:: Data listing ::

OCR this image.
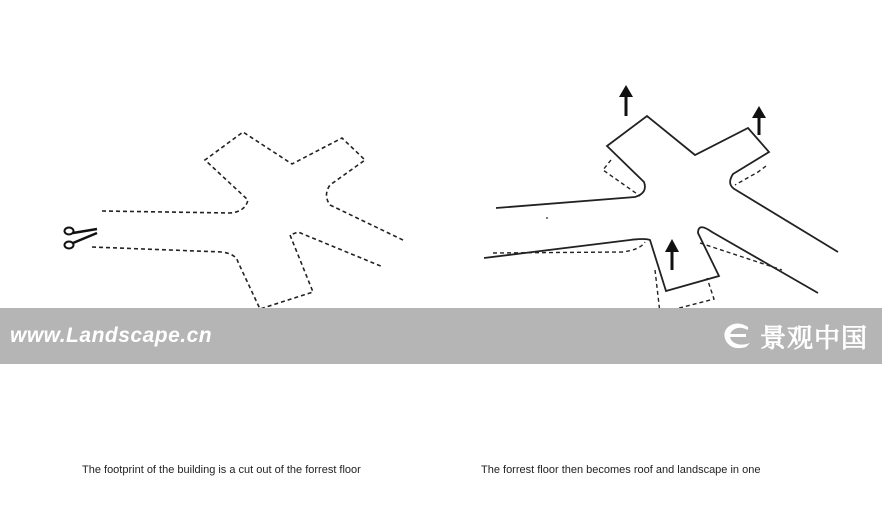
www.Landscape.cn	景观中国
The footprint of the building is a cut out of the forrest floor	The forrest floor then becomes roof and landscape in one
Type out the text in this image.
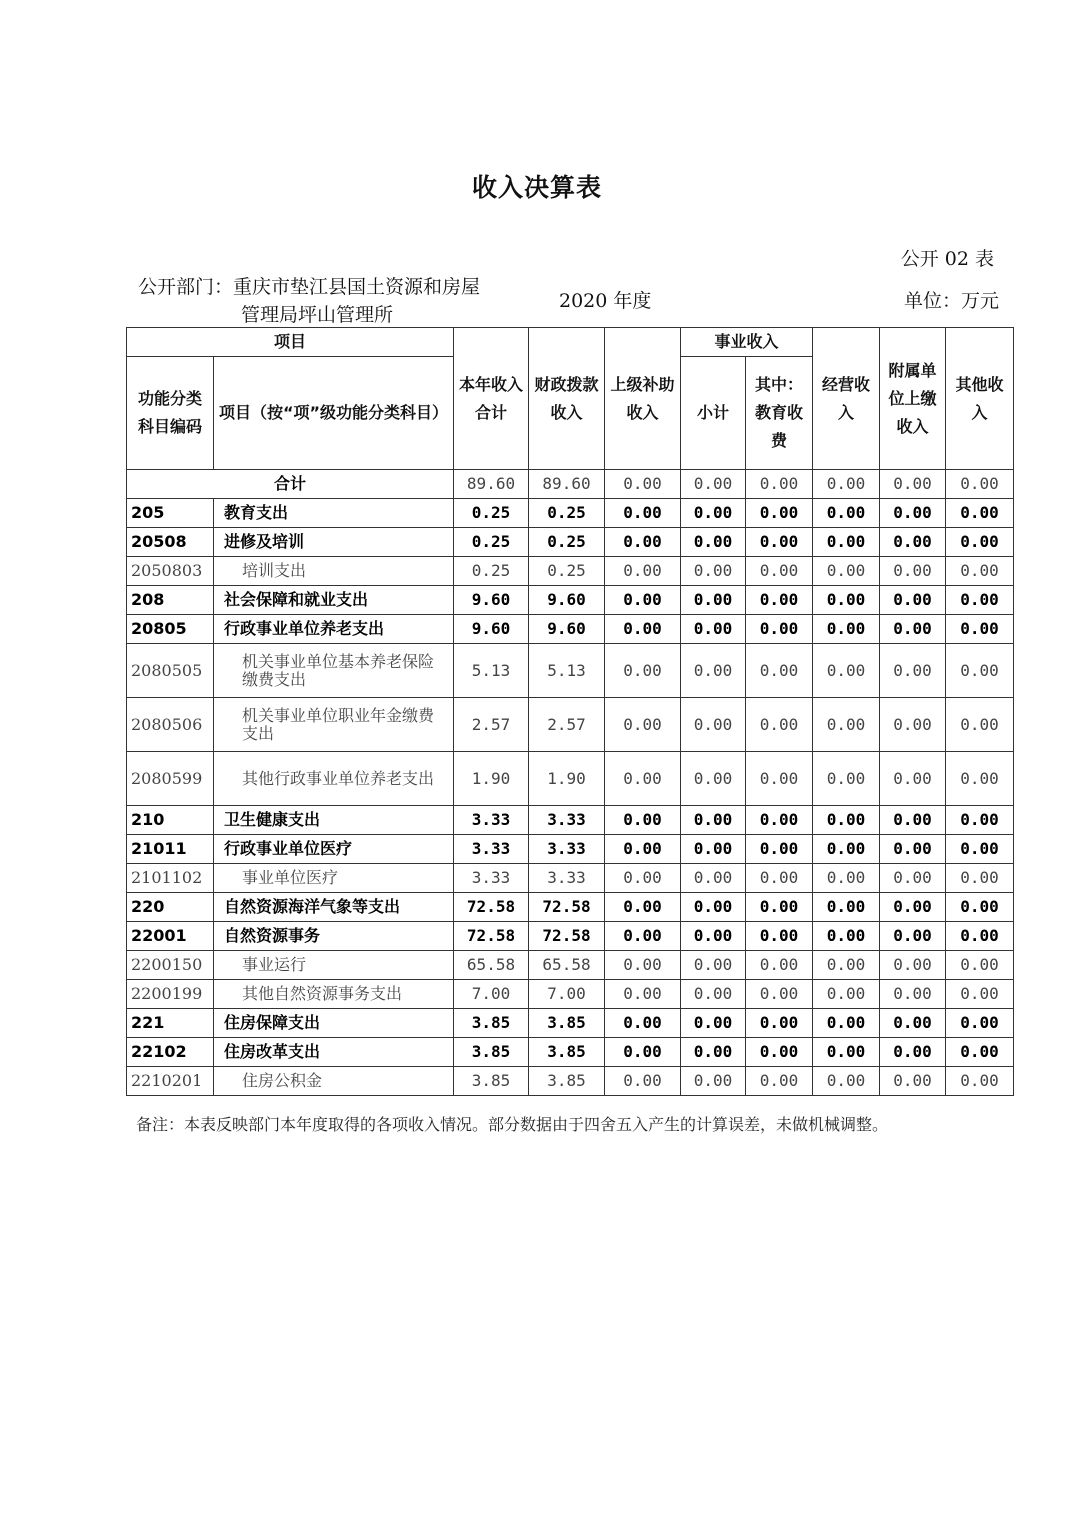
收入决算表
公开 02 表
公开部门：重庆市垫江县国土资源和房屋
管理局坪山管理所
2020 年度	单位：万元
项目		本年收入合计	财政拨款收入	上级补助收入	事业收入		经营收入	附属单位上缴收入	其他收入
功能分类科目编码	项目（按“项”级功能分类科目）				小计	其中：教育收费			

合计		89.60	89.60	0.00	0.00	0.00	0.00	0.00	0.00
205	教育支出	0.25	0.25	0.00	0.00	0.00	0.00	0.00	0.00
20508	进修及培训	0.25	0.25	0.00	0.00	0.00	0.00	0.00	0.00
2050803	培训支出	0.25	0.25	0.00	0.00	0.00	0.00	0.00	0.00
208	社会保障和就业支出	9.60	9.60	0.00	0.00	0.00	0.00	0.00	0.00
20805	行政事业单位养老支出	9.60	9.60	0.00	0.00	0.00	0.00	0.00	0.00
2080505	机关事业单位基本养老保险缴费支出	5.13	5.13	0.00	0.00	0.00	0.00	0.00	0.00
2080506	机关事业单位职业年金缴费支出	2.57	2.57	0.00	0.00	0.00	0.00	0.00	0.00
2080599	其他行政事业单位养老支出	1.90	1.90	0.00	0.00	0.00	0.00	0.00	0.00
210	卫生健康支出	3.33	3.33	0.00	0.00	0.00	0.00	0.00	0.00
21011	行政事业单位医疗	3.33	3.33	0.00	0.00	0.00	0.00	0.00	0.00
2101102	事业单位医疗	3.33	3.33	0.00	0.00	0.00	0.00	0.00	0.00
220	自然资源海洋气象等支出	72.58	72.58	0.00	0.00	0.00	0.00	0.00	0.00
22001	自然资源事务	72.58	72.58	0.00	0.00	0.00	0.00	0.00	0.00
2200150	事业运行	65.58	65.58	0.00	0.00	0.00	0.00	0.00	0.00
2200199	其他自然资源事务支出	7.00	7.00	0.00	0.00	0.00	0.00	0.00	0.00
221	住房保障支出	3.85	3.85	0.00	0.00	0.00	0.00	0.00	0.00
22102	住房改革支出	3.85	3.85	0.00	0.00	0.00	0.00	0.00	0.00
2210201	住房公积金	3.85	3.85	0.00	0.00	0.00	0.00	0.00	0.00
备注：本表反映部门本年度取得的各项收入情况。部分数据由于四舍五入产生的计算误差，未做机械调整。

:::

What you are asked to do
Restate the whole listing above exactly, except for its images.

Reply
OCR this image.
www.Landscape.cn	景观中国
The footprint of the building is a cut out of the forrest floor	The forrest floor then becomes roof and landscape in one
Type out the text in this image.
收入决算表
公开 02 表
公开部门：重庆市垫江县国土资源和房屋
管理局坪山管理所
2020 年度	单位：万元
项目		本年收入合计	财政拨款收入	上级补助收入	事业收入		经营收入	附属单位上缴收入	其他收入
功能分类科目编码	项目（按“项”级功能分类科目）				小计	其中：教育收费			

合计		89.60	89.60	0.00	0.00	0.00	0.00	0.00	0.00
205	教育支出	0.25	0.25	0.00	0.00	0.00	0.00	0.00	0.00
20508	进修及培训	0.25	0.25	0.00	0.00	0.00	0.00	0.00	0.00
2050803	培训支出	0.25	0.25	0.00	0.00	0.00	0.00	0.00	0.00
208	社会保障和就业支出	9.60	9.60	0.00	0.00	0.00	0.00	0.00	0.00
20805	行政事业单位养老支出	9.60	9.60	0.00	0.00	0.00	0.00	0.00	0.00
2080505	机关事业单位基本养老保险缴费支出	5.13	5.13	0.00	0.00	0.00	0.00	0.00	0.00
2080506	机关事业单位职业年金缴费支出	2.57	2.57	0.00	0.00	0.00	0.00	0.00	0.00
2080599	其他行政事业单位养老支出	1.90	1.90	0.00	0.00	0.00	0.00	0.00	0.00
210	卫生健康支出	3.33	3.33	0.00	0.00	0.00	0.00	0.00	0.00
21011	行政事业单位医疗	3.33	3.33	0.00	0.00	0.00	0.00	0.00	0.00
2101102	事业单位医疗	3.33	3.33	0.00	0.00	0.00	0.00	0.00	0.00
220	自然资源海洋气象等支出	72.58	72.58	0.00	0.00	0.00	0.00	0.00	0.00
22001	自然资源事务	72.58	72.58	0.00	0.00	0.00	0.00	0.00	0.00
2200150	事业运行	65.58	65.58	0.00	0.00	0.00	0.00	0.00	0.00
2200199	其他自然资源事务支出	7.00	7.00	0.00	0.00	0.00	0.00	0.00	0.00
221	住房保障支出	3.85	3.85	0.00	0.00	0.00	0.00	0.00	0.00
22102	住房改革支出	3.85	3.85	0.00	0.00	0.00	0.00	0.00	0.00
2210201	住房公积金	3.85	3.85	0.00	0.00	0.00	0.00	0.00	0.00
备注：本表反映部门本年度取得的各项收入情况。部分数据由于四舍五入产生的计算误差，未做机械调整。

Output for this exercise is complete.